Dataset rows about figures
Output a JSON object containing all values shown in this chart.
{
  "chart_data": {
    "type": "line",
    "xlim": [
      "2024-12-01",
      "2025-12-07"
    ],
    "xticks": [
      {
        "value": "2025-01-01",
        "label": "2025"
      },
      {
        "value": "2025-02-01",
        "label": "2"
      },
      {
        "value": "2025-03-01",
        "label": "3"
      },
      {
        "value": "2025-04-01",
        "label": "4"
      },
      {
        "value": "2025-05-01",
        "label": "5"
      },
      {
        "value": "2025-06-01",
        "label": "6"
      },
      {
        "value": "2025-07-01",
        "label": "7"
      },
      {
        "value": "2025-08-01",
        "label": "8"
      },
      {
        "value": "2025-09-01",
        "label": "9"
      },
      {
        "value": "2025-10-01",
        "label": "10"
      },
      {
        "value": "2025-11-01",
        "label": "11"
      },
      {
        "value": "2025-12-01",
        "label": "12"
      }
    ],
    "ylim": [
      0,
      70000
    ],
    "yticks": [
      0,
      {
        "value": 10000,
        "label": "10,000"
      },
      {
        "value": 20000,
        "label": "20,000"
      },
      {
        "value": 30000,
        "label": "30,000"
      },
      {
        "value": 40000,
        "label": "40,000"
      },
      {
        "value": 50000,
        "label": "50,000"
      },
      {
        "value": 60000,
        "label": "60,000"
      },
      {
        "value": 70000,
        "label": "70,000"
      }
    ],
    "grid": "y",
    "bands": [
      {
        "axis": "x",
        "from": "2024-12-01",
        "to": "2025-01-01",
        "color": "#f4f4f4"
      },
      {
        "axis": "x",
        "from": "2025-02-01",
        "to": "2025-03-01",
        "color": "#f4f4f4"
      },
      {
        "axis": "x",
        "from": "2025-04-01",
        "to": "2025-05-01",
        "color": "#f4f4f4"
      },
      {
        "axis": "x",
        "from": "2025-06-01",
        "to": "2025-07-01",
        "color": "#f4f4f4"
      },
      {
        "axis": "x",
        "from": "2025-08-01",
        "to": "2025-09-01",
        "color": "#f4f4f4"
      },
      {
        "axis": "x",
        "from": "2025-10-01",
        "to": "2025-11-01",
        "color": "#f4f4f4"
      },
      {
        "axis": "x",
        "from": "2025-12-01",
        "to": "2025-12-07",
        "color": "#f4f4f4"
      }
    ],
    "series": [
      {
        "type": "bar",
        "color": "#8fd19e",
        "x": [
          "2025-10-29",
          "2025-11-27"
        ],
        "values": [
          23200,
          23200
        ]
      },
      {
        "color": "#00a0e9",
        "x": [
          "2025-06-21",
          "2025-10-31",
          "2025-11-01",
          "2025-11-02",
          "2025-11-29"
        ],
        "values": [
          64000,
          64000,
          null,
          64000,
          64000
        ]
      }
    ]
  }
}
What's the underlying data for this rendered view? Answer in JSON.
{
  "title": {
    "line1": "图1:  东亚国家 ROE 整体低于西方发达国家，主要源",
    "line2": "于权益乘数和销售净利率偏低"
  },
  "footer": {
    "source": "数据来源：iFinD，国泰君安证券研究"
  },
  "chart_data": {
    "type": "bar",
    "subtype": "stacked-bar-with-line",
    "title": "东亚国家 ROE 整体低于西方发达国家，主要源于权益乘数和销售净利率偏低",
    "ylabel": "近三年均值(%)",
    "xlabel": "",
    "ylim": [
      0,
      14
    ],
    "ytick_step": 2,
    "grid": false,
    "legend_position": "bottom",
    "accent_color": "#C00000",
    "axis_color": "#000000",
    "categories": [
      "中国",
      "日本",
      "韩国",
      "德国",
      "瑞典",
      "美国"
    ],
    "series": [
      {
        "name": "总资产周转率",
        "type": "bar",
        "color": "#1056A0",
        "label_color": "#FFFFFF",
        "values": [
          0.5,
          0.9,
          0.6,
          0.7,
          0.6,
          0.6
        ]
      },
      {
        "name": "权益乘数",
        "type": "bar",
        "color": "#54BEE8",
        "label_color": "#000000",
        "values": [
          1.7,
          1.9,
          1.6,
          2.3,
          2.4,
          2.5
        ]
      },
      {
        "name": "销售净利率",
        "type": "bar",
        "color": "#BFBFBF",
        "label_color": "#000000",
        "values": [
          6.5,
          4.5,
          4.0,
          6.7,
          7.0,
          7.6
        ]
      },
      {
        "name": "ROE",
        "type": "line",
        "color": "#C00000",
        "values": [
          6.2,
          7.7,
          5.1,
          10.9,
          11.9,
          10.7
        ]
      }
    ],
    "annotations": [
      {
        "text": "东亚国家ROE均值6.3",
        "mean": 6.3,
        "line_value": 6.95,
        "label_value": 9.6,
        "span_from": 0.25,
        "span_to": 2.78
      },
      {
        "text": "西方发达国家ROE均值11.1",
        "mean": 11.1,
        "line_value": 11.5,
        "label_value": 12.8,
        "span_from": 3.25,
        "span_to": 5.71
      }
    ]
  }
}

# The problem:
From the listing above, extract all records word for word.

# Final result:
Output a JSON object containing all values shown in this chart.
{
  "chart_data": {
    "type": "line",
    "xlim": [
      "2024-12-01",
      "2025-12-07"
    ],
    "xticks": [
      {
        "value": "2025-01-01",
        "label": "2025"
      },
      {
        "value": "2025-02-01",
        "label": "2"
      },
      {
        "value": "2025-03-01",
        "label": "3"
      },
      {
        "value": "2025-04-01",
        "label": "4"
      },
      {
        "value": "2025-05-01",
        "label": "5"
      },
      {
        "value": "2025-06-01",
        "label": "6"
      },
      {
        "value": "2025-07-01",
        "label": "7"
      },
      {
        "value": "2025-08-01",
        "label": "8"
      },
      {
        "value": "2025-09-01",
        "label": "9"
      },
      {
        "value": "2025-10-01",
        "label": "10"
      },
      {
        "value": "2025-11-01",
        "label": "11"
      },
      {
        "value": "2025-12-01",
        "label": "12"
      }
    ],
    "ylim": [
      0,
      70000
    ],
    "yticks": [
      0,
      {
        "value": 10000,
        "label": "10,000"
      },
      {
        "value": 20000,
        "label": "20,000"
      },
      {
        "value": 30000,
        "label": "30,000"
      },
      {
        "value": 40000,
        "label": "40,000"
      },
      {
        "value": 50000,
        "label": "50,000"
      },
      {
        "value": 60000,
        "label": "60,000"
      },
      {
        "value": 70000,
        "label": "70,000"
      }
    ],
    "grid": "y",
    "bands": [
      {
        "axis": "x",
        "from": "2024-12-01",
        "to": "2025-01-01",
        "color": "#f4f4f4"
      },
      {
        "axis": "x",
        "from": "2025-02-01",
        "to": "2025-03-01",
        "color": "#f4f4f4"
      },
      {
        "axis": "x",
        "from": "2025-04-01",
        "to": "2025-05-01",
        "color": "#f4f4f4"
      },
      {
        "axis": "x",
        "from": "2025-06-01",
        "to": "2025-07-01",
        "color": "#f4f4f4"
      },
      {
        "axis": "x",
        "from": "2025-08-01",
        "to": "2025-09-01",
        "color": "#f4f4f4"
      },
      {
        "axis": "x",
        "from": "2025-10-01",
        "to": "2025-11-01",
        "color": "#f4f4f4"
      },
      {
        "axis": "x",
        "from": "2025-12-01",
        "to": "2025-12-07",
        "color": "#f4f4f4"
      }
    ],
    "series": [
      {
        "type": "bar",
        "color": "#8fd19e",
        "x": [
          "2025-10-29",
          "2025-11-27"
        ],
        "values": [
          23200,
          23200
        ]
      },
      {
        "color": "#00a0e9",
        "x": [
          "2025-06-21",
          "2025-10-31",
          "2025-11-01",
          "2025-11-02",
          "2025-11-29"
        ],
        "values": [
          64000,
          64000,
          null,
          64000,
          64000
        ]
      }
    ]
  }
}
What's the underlying data for this rendered view? Answer in JSON.
{
  "title": {
    "line1": "图1:  东亚国家 ROE 整体低于西方发达国家，主要源",
    "line2": "于权益乘数和销售净利率偏低"
  },
  "footer": {
    "source": "数据来源：iFinD，国泰君安证券研究"
  },
  "chart_data": {
    "type": "bar",
    "subtype": "stacked-bar-with-line",
    "title": "东亚国家 ROE 整体低于西方发达国家，主要源于权益乘数和销售净利率偏低",
    "ylabel": "近三年均值(%)",
    "xlabel": "",
    "ylim": [
      0,
      14
    ],
    "ytick_step": 2,
    "grid": false,
    "legend_position": "bottom",
    "accent_color": "#C00000",
    "axis_color": "#000000",
    "categories": [
      "中国",
      "日本",
      "韩国",
      "德国",
      "瑞典",
      "美国"
    ],
    "series": [
      {
        "name": "总资产周转率",
        "type": "bar",
        "color": "#1056A0",
        "label_color": "#FFFFFF",
        "values": [
          0.5,
          0.9,
          0.6,
          0.7,
          0.6,
          0.6
        ]
      },
      {
        "name": "权益乘数",
        "type": "bar",
        "color": "#54BEE8",
        "label_color": "#000000",
        "values": [
          1.7,
          1.9,
          1.6,
          2.3,
          2.4,
          2.5
        ]
      },
      {
        "name": "销售净利率",
        "type": "bar",
        "color": "#BFBFBF",
        "label_color": "#000000",
        "values": [
          6.5,
          4.5,
          4.0,
          6.7,
          7.0,
          7.6
        ]
      },
      {
        "name": "ROE",
        "type": "line",
        "color": "#C00000",
        "values": [
          6.2,
          7.7,
          5.1,
          10.9,
          11.9,
          10.7
        ]
      }
    ],
    "annotations": [
      {
        "text": "东亚国家ROE均值6.3",
        "mean": 6.3,
        "line_value": 6.95,
        "label_value": 9.6,
        "span_from": 0.25,
        "span_to": 2.78
      },
      {
        "text": "西方发达国家ROE均值11.1",
        "mean": 11.1,
        "line_value": 11.5,
        "label_value": 12.8,
        "span_from": 3.25,
        "span_to": 5.71
      }
    ]
  }
}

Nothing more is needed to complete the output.